Excerpt from a dataset:
* begin *

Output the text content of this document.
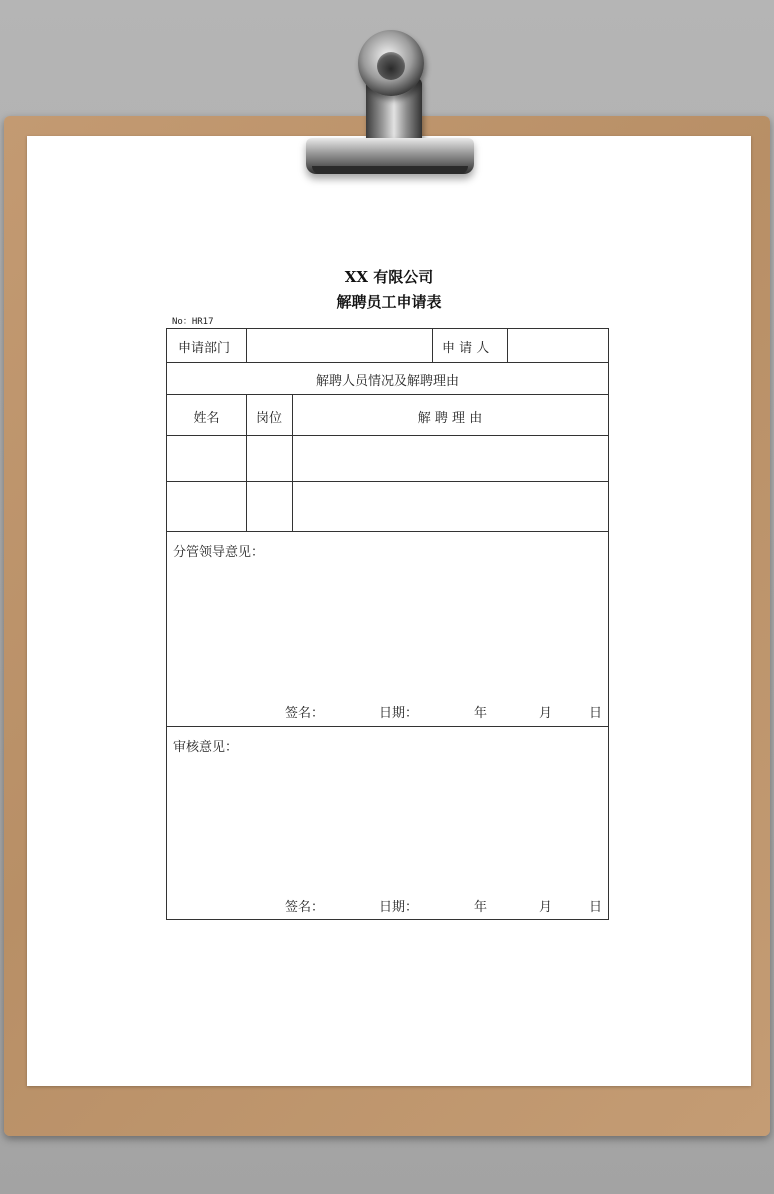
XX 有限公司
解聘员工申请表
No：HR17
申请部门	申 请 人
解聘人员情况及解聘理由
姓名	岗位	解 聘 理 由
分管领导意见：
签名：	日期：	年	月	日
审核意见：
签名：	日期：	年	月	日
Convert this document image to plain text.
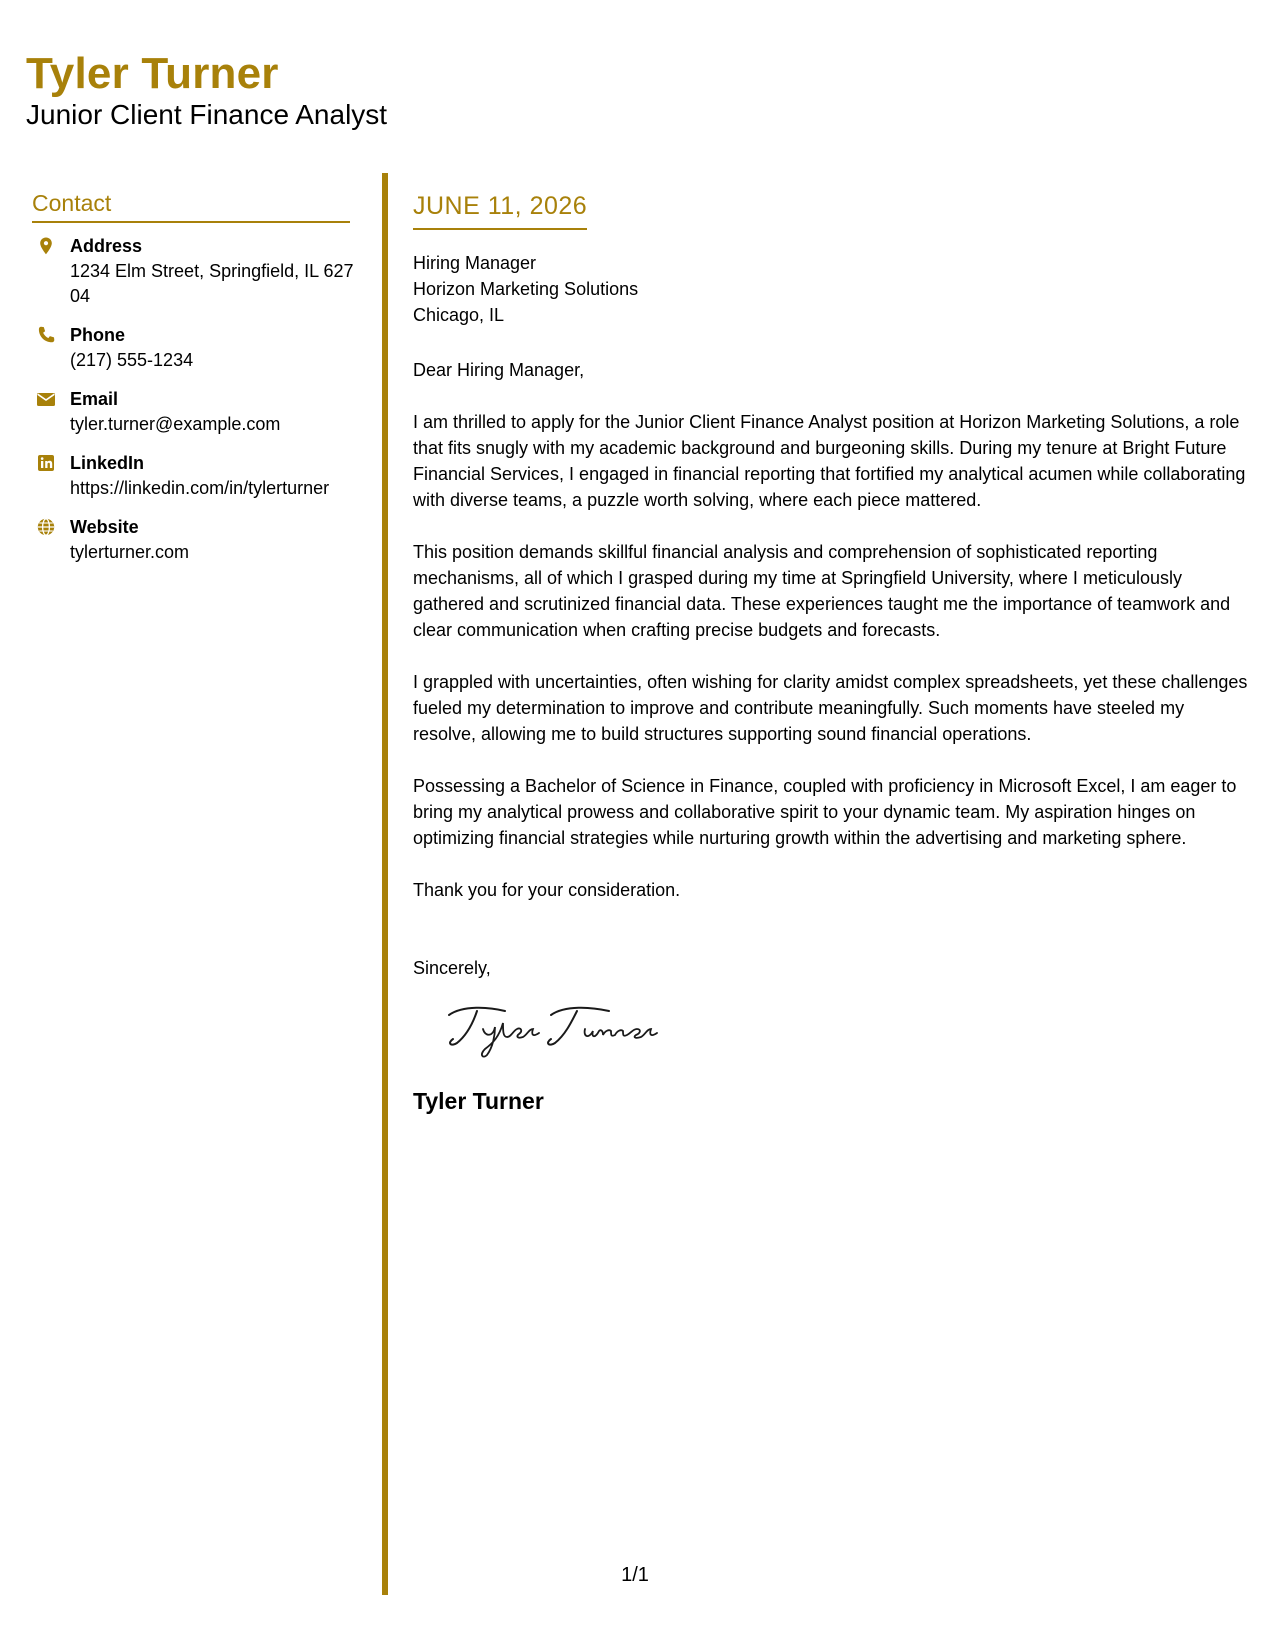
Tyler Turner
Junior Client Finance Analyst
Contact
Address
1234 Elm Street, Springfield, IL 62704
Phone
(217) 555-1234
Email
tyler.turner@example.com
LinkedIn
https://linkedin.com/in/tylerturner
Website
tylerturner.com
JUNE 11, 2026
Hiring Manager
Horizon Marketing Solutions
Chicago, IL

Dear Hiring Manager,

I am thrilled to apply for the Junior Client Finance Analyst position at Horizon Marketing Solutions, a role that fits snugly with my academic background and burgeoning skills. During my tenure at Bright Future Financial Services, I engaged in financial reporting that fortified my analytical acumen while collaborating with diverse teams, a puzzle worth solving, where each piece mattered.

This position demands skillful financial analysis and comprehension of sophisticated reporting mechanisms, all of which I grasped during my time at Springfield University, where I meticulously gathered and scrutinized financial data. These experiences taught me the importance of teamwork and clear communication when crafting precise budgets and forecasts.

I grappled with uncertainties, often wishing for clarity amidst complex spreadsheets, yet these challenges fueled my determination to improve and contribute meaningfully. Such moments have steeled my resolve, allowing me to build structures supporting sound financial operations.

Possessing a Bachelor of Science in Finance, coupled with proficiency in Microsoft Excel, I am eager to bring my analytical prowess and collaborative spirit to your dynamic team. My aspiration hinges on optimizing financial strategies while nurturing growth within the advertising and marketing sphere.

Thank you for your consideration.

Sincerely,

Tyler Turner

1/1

* end *
* begin *

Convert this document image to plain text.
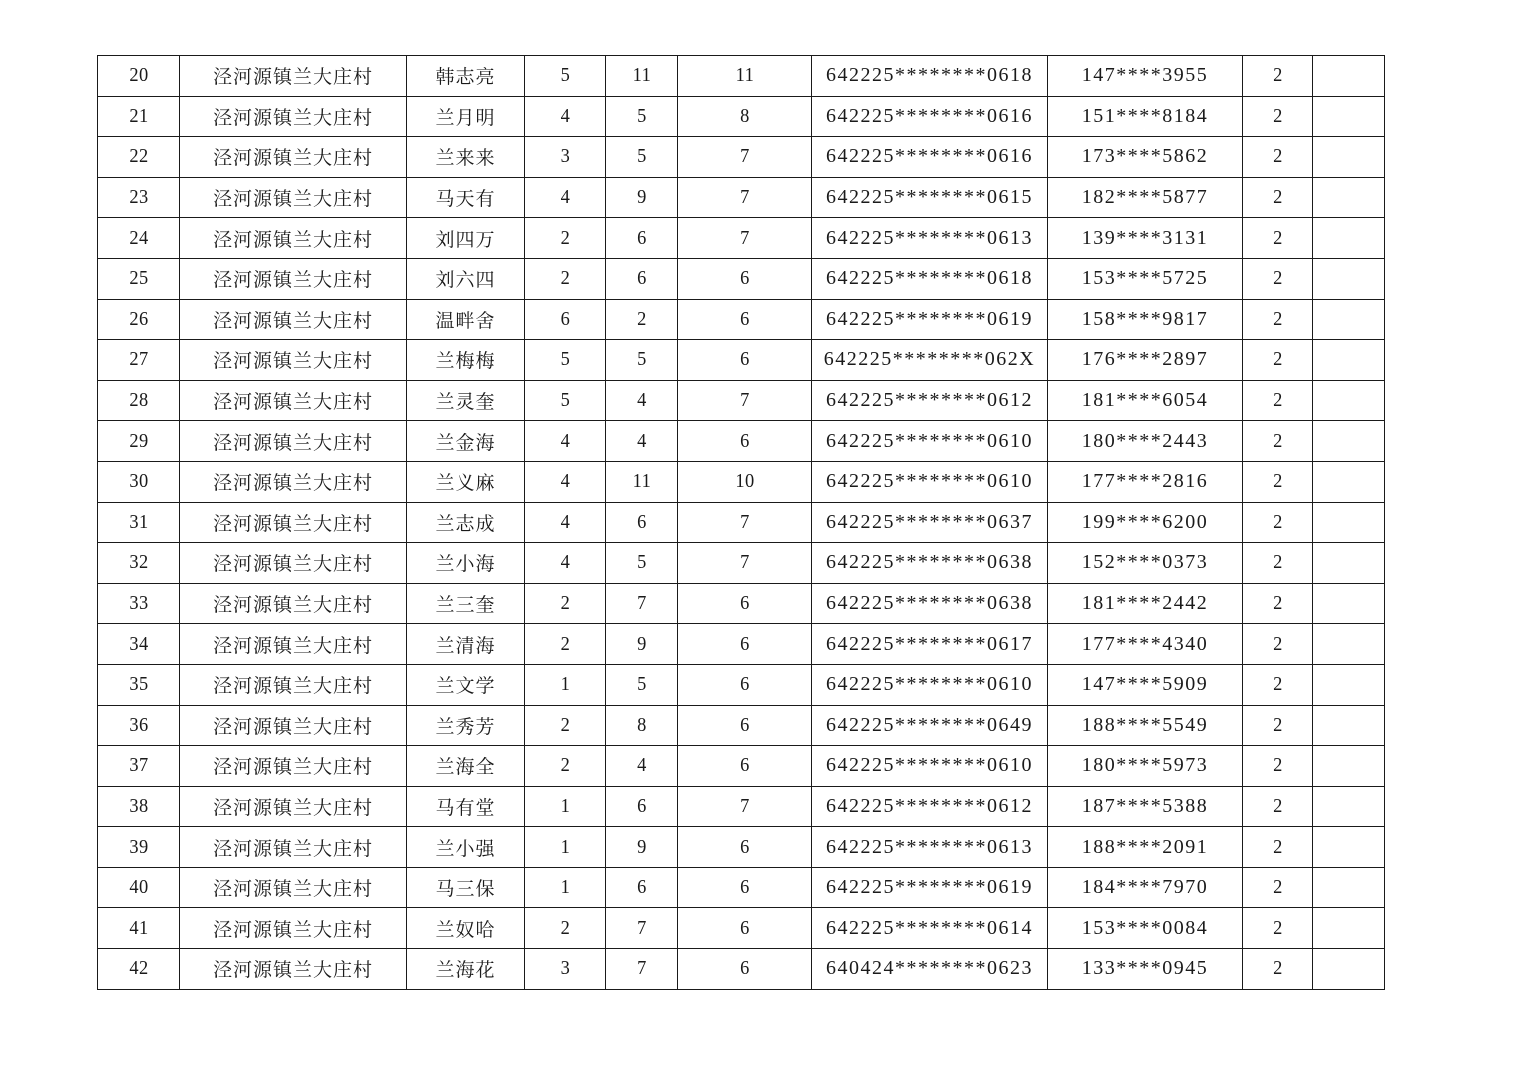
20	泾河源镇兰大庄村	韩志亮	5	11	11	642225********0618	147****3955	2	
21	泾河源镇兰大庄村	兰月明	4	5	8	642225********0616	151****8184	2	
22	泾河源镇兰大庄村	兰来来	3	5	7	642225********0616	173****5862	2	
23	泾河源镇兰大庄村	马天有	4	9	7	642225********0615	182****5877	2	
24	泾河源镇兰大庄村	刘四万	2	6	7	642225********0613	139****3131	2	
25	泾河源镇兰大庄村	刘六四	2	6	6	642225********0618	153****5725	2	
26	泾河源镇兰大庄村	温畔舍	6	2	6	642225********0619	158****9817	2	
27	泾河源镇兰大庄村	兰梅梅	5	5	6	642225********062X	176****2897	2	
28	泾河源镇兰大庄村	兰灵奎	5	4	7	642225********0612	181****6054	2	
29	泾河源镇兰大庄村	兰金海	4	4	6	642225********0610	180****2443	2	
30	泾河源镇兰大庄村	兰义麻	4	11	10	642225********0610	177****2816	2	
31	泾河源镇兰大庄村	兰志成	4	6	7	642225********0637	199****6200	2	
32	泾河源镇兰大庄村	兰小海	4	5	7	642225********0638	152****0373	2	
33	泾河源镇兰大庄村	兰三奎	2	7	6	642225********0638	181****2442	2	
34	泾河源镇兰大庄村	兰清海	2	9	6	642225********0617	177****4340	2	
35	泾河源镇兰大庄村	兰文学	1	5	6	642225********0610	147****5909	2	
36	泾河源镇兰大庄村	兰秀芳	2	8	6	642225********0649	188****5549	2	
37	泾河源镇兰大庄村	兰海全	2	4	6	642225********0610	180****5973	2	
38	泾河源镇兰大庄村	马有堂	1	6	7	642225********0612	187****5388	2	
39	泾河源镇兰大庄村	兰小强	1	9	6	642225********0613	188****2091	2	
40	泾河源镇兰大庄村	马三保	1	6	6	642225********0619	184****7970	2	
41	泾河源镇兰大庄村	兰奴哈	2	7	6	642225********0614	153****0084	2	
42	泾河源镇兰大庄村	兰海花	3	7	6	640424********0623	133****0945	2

* end *

GOAL
Identify which lines contain the word "Hiring" and copy each one.

COMPLETE ANSWER
Hiring Manager
Dear Hiring Manager,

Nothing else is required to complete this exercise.